What is expected: Repeat each entry exactly and drop the pictures.

>> Begin

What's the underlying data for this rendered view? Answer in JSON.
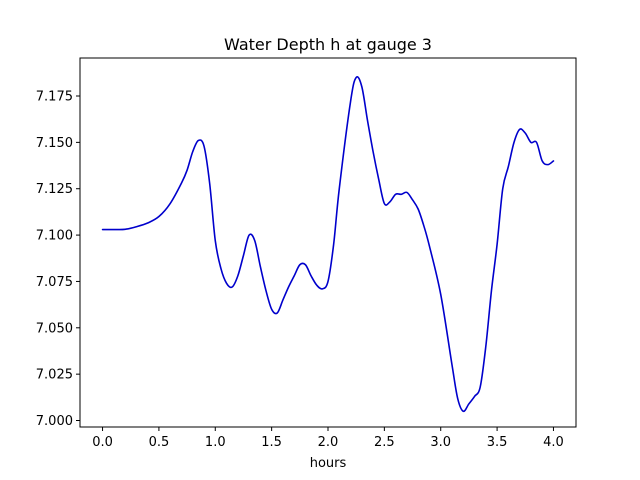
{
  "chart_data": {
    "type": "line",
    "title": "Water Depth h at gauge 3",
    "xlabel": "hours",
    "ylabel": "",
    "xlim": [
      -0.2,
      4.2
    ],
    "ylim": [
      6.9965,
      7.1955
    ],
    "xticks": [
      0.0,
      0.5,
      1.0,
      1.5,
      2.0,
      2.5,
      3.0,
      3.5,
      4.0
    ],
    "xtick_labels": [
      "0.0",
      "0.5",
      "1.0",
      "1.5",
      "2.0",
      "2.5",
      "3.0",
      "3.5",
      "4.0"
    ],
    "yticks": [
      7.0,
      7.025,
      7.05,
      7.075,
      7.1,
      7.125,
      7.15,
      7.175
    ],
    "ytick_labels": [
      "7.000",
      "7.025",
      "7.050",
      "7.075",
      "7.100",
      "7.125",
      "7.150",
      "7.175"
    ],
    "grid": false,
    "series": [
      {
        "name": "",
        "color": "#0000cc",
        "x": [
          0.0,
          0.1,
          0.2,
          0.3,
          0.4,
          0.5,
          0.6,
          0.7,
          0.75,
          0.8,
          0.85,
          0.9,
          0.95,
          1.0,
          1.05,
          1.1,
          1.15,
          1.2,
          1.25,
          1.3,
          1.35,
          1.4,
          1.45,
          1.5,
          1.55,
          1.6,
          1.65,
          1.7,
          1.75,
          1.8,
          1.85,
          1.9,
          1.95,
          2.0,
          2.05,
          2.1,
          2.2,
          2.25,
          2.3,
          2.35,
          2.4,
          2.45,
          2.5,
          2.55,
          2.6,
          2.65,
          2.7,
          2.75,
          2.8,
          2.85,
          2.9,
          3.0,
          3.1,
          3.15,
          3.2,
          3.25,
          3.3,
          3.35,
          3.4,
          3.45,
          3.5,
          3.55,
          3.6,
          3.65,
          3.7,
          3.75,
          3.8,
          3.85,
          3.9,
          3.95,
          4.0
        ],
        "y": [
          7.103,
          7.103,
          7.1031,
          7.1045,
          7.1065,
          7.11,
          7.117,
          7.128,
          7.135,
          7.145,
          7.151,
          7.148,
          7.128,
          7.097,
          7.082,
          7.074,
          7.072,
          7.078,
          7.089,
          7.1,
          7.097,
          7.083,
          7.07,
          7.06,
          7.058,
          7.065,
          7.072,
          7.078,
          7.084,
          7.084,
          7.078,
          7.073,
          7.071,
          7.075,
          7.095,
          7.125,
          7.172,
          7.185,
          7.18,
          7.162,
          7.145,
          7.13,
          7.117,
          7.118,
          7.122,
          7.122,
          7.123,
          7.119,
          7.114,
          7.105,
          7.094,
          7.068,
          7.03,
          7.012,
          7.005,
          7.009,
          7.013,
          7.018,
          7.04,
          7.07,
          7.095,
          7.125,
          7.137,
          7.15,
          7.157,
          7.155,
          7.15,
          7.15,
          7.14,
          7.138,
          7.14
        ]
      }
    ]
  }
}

>> End

Solution to this problem:
What's the underlying data for this rendered view? Answer in JSON.
{
  "chart_data": {
    "type": "line",
    "title": "Water Depth h at gauge 3",
    "xlabel": "hours",
    "ylabel": "",
    "xlim": [
      -0.2,
      4.2
    ],
    "ylim": [
      6.9965,
      7.1955
    ],
    "xticks": [
      0.0,
      0.5,
      1.0,
      1.5,
      2.0,
      2.5,
      3.0,
      3.5,
      4.0
    ],
    "xtick_labels": [
      "0.0",
      "0.5",
      "1.0",
      "1.5",
      "2.0",
      "2.5",
      "3.0",
      "3.5",
      "4.0"
    ],
    "yticks": [
      7.0,
      7.025,
      7.05,
      7.075,
      7.1,
      7.125,
      7.15,
      7.175
    ],
    "ytick_labels": [
      "7.000",
      "7.025",
      "7.050",
      "7.075",
      "7.100",
      "7.125",
      "7.150",
      "7.175"
    ],
    "grid": false,
    "series": [
      {
        "name": "",
        "color": "#0000cc",
        "x": [
          0.0,
          0.1,
          0.2,
          0.3,
          0.4,
          0.5,
          0.6,
          0.7,
          0.75,
          0.8,
          0.85,
          0.9,
          0.95,
          1.0,
          1.05,
          1.1,
          1.15,
          1.2,
          1.25,
          1.3,
          1.35,
          1.4,
          1.45,
          1.5,
          1.55,
          1.6,
          1.65,
          1.7,
          1.75,
          1.8,
          1.85,
          1.9,
          1.95,
          2.0,
          2.05,
          2.1,
          2.2,
          2.25,
          2.3,
          2.35,
          2.4,
          2.45,
          2.5,
          2.55,
          2.6,
          2.65,
          2.7,
          2.75,
          2.8,
          2.85,
          2.9,
          3.0,
          3.1,
          3.15,
          3.2,
          3.25,
          3.3,
          3.35,
          3.4,
          3.45,
          3.5,
          3.55,
          3.6,
          3.65,
          3.7,
          3.75,
          3.8,
          3.85,
          3.9,
          3.95,
          4.0
        ],
        "y": [
          7.103,
          7.103,
          7.1031,
          7.1045,
          7.1065,
          7.11,
          7.117,
          7.128,
          7.135,
          7.145,
          7.151,
          7.148,
          7.128,
          7.097,
          7.082,
          7.074,
          7.072,
          7.078,
          7.089,
          7.1,
          7.097,
          7.083,
          7.07,
          7.06,
          7.058,
          7.065,
          7.072,
          7.078,
          7.084,
          7.084,
          7.078,
          7.073,
          7.071,
          7.075,
          7.095,
          7.125,
          7.172,
          7.185,
          7.18,
          7.162,
          7.145,
          7.13,
          7.117,
          7.118,
          7.122,
          7.122,
          7.123,
          7.119,
          7.114,
          7.105,
          7.094,
          7.068,
          7.03,
          7.012,
          7.005,
          7.009,
          7.013,
          7.018,
          7.04,
          7.07,
          7.095,
          7.125,
          7.137,
          7.15,
          7.157,
          7.155,
          7.15,
          7.15,
          7.14,
          7.138,
          7.14
        ]
      }
    ]
  }
}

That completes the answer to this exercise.